■ Aim: Report how many lines of the records below include the word "назначению". Give nothing but the number.
──────────────────────────────
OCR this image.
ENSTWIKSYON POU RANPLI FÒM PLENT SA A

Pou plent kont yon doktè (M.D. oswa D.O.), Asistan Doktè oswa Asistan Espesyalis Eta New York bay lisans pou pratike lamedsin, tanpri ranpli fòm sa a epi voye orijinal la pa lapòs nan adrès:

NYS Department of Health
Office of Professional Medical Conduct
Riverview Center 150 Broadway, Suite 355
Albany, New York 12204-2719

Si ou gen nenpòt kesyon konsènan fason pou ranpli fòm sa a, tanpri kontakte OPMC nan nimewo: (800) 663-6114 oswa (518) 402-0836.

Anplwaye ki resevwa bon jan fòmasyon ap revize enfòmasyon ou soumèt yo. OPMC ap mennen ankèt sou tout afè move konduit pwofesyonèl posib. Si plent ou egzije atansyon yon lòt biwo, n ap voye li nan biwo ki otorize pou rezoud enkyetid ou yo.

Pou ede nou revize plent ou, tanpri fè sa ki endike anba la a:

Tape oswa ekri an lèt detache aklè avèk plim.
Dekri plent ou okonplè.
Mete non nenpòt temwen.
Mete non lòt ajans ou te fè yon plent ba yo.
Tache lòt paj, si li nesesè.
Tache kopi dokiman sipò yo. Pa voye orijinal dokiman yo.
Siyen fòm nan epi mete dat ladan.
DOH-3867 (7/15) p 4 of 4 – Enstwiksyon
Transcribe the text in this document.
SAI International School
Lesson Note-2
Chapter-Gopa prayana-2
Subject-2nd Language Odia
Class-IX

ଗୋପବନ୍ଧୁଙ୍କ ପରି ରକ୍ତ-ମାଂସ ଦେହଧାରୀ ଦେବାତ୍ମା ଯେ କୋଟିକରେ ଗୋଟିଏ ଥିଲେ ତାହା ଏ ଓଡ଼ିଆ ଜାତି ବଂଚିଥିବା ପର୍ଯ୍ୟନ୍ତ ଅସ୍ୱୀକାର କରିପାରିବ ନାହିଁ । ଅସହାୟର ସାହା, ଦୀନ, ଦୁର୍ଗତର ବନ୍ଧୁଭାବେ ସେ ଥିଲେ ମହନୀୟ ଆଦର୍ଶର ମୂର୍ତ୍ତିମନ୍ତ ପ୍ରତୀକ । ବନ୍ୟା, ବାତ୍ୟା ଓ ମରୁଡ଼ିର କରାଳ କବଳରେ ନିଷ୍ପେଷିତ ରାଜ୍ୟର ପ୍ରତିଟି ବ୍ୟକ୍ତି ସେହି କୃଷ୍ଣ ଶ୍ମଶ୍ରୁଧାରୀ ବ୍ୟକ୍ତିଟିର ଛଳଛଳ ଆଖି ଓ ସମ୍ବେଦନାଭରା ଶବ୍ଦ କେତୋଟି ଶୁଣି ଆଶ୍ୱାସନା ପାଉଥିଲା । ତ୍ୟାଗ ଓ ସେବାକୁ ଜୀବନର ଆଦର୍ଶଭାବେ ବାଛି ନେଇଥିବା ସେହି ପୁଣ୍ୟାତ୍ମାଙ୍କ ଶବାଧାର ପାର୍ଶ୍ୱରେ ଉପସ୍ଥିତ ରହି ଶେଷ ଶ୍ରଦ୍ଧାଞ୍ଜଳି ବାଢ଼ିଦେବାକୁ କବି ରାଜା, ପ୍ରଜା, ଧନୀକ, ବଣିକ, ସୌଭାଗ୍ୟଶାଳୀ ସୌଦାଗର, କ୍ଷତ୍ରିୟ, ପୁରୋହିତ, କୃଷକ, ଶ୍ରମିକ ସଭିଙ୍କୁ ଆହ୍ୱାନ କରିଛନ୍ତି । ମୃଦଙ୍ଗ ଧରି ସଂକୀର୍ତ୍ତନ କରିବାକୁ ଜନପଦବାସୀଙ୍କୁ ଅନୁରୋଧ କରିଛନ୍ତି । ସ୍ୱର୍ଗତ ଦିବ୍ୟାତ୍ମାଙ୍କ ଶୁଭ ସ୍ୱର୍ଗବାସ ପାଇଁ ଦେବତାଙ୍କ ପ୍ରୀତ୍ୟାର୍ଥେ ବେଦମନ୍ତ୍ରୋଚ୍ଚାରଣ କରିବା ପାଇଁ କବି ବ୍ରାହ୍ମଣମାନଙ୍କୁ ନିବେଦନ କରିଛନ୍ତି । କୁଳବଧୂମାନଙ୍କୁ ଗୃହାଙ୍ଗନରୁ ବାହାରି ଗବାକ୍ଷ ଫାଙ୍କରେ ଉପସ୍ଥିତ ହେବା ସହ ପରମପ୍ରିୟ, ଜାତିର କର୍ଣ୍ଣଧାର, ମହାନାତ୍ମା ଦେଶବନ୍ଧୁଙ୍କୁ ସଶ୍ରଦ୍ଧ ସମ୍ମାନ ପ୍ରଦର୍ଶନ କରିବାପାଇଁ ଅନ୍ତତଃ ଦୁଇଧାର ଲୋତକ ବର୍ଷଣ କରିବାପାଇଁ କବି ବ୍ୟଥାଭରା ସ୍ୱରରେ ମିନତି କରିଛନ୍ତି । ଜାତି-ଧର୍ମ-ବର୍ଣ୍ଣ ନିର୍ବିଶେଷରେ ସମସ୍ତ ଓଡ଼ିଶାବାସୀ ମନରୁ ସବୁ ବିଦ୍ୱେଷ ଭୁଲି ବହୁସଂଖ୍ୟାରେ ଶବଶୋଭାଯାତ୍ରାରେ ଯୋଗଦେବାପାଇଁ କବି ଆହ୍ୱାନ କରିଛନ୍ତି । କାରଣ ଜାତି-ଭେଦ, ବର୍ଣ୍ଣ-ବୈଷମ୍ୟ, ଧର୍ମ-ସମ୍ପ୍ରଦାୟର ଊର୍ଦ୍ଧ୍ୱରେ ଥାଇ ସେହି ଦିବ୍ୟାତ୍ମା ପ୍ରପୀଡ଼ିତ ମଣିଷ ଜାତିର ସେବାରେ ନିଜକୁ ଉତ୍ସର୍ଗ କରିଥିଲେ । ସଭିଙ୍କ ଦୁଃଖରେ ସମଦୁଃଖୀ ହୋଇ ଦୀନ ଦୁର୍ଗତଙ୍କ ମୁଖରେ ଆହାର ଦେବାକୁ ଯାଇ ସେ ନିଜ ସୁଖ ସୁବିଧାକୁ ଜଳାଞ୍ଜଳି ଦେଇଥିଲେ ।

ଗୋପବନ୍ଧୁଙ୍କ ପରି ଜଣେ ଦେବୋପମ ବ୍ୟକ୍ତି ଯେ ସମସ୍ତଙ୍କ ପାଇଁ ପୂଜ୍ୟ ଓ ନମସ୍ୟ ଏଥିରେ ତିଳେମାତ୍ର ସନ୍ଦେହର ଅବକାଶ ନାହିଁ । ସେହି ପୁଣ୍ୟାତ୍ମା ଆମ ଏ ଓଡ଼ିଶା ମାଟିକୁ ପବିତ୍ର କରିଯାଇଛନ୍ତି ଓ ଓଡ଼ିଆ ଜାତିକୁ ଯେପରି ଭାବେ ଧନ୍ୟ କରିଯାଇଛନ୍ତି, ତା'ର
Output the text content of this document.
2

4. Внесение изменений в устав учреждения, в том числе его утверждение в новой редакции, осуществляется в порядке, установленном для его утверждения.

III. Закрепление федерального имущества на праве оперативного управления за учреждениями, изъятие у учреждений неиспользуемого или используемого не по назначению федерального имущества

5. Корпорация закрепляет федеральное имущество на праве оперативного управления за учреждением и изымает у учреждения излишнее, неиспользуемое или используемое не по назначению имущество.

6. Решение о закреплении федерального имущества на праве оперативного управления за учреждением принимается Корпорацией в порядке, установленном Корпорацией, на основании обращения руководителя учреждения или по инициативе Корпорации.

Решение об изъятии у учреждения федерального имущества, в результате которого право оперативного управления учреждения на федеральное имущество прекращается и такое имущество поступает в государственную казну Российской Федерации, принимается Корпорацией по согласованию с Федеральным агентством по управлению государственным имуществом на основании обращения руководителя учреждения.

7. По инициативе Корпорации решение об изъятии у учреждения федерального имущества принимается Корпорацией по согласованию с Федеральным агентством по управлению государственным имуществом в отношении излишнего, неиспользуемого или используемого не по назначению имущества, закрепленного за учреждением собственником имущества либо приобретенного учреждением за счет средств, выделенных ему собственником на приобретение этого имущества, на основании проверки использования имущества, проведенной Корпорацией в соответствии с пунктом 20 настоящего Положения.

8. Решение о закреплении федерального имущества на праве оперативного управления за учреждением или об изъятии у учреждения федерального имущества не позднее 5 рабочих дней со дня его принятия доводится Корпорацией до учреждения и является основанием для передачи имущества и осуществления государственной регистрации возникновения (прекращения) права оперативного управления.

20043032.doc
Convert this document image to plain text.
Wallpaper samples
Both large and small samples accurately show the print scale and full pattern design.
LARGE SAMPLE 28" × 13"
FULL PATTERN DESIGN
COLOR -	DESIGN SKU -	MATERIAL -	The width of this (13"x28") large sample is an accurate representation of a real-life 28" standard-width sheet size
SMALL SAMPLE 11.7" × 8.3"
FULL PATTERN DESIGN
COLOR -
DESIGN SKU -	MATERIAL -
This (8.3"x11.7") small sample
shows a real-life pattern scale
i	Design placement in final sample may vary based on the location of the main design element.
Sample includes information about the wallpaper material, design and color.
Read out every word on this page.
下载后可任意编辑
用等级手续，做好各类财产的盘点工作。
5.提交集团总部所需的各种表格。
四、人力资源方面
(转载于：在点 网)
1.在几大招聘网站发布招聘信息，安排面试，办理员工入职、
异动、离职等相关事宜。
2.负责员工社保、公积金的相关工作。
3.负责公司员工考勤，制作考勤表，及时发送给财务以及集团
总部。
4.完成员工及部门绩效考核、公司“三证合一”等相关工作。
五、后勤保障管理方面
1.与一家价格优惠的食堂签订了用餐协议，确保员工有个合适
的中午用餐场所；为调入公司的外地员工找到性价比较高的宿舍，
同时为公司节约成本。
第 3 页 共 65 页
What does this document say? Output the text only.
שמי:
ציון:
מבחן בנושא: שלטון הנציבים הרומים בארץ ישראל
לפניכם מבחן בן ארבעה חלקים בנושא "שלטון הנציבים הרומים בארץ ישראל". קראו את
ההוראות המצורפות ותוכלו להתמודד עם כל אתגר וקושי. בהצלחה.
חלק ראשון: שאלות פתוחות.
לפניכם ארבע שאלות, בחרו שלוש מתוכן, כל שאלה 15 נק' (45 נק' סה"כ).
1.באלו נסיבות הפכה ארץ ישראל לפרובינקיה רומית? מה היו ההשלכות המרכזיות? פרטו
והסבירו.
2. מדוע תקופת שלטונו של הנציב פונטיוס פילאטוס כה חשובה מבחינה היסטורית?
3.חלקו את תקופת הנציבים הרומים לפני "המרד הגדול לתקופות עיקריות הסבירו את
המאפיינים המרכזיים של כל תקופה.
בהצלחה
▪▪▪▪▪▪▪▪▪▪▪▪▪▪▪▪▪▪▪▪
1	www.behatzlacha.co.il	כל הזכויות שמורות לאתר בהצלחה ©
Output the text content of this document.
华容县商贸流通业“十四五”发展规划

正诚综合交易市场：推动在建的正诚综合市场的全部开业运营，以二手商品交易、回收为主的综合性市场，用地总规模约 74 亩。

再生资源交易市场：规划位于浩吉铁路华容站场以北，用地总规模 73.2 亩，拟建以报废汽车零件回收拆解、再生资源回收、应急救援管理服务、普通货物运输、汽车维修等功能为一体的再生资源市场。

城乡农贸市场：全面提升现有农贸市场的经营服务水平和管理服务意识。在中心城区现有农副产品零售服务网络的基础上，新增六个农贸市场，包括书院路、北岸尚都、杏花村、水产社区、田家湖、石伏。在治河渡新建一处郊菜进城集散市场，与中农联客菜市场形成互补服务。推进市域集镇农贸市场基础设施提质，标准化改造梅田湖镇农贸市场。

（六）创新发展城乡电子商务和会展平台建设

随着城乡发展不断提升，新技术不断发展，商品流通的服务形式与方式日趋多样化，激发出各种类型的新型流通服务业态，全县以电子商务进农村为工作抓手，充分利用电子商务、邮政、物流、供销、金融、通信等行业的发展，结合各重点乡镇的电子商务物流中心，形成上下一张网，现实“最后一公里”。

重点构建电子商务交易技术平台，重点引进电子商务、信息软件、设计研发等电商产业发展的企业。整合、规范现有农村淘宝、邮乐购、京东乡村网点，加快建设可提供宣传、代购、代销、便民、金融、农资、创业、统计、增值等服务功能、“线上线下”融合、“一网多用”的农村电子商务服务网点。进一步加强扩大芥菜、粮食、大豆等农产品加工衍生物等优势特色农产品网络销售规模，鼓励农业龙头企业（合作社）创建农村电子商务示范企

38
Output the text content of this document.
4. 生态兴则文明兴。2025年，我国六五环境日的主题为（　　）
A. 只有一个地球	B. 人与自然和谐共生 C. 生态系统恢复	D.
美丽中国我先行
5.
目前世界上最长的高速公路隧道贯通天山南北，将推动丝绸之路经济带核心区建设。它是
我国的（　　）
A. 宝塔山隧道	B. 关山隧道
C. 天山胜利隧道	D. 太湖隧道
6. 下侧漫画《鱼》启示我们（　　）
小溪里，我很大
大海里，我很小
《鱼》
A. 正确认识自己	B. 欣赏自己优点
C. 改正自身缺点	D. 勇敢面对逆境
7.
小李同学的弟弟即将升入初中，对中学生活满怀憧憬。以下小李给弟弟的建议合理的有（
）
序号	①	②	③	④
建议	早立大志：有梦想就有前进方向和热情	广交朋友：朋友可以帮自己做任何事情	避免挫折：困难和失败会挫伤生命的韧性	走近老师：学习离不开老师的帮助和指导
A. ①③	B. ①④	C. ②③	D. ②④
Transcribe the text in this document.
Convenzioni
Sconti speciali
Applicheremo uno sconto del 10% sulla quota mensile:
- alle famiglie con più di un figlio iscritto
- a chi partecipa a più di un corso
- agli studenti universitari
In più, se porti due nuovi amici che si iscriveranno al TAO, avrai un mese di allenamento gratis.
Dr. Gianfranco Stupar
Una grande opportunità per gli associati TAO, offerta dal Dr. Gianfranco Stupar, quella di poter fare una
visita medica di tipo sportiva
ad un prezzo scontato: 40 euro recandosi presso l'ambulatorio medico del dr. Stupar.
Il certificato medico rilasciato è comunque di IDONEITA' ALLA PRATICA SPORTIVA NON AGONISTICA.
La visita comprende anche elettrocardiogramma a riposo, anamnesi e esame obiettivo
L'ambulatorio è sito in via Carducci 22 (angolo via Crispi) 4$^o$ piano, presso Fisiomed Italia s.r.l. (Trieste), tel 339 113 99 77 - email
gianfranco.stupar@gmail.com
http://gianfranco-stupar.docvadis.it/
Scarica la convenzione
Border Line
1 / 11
──────────────────────────────
■ Solution to this exercise: 3